» Task to complete
Copy each line where the word "linearmente" occurs.

» Data lines
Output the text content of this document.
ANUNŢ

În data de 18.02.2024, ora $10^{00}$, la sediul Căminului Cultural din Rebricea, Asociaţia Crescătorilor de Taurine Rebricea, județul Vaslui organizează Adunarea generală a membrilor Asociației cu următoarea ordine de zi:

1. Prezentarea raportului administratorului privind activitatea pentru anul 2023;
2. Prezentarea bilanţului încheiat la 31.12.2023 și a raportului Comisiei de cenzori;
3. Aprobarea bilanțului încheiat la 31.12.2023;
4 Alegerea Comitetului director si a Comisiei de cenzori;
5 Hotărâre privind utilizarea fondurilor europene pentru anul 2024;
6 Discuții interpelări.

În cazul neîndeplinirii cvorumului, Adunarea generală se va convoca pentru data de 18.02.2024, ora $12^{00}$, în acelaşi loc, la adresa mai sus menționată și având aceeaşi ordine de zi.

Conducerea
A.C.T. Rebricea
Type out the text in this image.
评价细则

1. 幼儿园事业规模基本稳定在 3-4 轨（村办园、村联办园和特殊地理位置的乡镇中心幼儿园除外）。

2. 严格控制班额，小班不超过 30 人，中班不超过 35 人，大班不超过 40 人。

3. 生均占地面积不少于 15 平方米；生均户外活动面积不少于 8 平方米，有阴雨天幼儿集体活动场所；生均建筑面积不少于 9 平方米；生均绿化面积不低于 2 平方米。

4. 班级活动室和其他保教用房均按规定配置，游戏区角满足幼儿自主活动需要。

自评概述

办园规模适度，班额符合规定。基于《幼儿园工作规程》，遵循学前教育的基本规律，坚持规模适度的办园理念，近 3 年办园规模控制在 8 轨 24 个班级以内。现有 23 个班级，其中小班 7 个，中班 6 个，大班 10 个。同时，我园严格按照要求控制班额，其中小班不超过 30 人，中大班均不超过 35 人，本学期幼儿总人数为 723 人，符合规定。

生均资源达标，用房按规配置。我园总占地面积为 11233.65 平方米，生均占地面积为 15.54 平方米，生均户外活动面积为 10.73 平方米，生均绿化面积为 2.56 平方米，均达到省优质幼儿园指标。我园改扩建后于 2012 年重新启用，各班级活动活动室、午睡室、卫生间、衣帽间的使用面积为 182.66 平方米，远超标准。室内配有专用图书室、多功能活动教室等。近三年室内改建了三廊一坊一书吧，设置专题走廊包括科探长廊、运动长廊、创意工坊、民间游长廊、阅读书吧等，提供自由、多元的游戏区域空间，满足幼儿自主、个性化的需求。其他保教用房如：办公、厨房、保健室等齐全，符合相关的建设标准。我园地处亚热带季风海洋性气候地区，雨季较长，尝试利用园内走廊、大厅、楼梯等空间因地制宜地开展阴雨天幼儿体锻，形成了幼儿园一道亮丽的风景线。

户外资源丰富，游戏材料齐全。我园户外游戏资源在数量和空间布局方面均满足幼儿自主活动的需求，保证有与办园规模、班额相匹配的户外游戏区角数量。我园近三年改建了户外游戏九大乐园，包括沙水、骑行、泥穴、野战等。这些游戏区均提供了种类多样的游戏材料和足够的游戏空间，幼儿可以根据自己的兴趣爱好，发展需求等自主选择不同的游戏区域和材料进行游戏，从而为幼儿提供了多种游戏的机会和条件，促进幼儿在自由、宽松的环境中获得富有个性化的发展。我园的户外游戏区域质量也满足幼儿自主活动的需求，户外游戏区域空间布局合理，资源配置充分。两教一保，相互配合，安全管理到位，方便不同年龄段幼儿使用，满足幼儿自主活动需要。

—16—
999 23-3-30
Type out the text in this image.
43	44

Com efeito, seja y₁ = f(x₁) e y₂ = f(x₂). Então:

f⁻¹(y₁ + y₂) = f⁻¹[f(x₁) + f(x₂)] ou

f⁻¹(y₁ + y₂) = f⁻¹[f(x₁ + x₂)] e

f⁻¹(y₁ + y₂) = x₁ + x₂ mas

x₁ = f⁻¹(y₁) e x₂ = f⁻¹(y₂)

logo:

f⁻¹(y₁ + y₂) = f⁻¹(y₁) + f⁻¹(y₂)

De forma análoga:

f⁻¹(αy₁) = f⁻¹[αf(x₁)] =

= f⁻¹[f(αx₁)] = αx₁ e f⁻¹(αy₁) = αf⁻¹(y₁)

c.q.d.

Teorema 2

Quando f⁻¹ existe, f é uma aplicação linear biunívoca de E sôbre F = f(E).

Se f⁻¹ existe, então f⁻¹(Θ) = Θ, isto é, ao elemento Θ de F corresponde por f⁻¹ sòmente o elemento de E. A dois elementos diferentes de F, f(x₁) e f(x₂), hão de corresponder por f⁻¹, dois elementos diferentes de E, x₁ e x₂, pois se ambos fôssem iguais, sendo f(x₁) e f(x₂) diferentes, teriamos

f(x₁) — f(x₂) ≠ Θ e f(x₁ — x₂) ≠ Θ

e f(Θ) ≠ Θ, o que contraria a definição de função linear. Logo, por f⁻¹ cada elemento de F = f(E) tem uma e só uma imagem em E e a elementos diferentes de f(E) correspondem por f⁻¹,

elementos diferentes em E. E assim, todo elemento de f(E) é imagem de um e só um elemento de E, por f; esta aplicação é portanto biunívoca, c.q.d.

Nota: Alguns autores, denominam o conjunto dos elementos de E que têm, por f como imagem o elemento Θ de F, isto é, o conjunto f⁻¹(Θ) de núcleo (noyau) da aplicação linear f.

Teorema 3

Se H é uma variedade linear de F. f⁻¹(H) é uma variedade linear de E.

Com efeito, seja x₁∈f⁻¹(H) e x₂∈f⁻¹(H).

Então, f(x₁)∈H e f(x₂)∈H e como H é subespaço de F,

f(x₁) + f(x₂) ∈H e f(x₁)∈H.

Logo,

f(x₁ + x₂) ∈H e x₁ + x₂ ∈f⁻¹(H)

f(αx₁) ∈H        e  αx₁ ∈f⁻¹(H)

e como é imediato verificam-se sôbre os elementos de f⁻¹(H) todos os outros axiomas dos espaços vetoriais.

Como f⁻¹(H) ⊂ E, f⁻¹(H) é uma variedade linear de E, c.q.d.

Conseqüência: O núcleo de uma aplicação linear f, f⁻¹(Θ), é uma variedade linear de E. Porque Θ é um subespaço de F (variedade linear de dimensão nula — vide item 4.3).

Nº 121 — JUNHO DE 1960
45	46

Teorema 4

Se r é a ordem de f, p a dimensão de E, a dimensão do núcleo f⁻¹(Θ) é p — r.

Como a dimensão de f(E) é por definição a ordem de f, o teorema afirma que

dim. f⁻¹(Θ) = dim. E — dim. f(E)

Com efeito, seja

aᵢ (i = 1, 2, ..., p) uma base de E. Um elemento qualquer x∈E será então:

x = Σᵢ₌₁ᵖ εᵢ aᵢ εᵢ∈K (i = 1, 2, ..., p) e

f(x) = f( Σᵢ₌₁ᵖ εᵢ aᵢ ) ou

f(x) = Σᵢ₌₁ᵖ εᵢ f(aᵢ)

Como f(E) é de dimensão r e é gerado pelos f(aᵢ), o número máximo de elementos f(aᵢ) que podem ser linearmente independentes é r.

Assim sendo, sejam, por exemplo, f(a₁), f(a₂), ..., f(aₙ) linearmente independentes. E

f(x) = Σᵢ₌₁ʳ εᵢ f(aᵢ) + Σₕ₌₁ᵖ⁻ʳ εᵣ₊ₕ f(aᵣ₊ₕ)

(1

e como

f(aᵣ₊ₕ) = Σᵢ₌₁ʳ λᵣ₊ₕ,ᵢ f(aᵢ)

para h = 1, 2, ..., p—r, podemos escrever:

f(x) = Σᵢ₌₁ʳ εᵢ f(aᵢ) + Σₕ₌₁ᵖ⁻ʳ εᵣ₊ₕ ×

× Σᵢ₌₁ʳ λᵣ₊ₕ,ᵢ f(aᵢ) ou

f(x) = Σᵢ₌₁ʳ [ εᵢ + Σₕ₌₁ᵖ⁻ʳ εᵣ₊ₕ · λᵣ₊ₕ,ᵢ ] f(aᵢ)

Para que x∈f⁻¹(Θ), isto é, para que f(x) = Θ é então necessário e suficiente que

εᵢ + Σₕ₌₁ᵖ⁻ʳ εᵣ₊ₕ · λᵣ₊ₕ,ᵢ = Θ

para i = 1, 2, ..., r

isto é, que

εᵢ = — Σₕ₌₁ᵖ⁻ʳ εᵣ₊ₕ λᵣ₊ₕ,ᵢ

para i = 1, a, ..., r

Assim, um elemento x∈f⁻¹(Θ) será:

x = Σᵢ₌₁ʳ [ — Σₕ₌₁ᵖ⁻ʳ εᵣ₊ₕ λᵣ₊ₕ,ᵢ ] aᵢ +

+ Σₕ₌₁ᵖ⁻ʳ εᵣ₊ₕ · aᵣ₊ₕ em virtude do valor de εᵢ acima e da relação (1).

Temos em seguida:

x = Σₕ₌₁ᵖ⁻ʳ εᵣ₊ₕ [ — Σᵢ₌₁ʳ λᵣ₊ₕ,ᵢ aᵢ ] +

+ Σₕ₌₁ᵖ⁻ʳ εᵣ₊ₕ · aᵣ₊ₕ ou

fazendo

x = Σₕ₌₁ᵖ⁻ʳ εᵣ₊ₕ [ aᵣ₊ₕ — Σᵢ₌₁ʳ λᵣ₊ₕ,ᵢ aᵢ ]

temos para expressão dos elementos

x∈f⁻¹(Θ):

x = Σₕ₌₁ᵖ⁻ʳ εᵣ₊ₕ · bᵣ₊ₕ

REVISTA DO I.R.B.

» Exercise response
Como f(E) é de dimensão r e é gerado pelos f(aᵢ), o número máximo de elementos f(aᵢ) que podem ser linearmente independentes é r.
Assim sendo, sejam, por exemplo, f(a₁), f(a₂), ..., f(aₙ) linearmente independentes. E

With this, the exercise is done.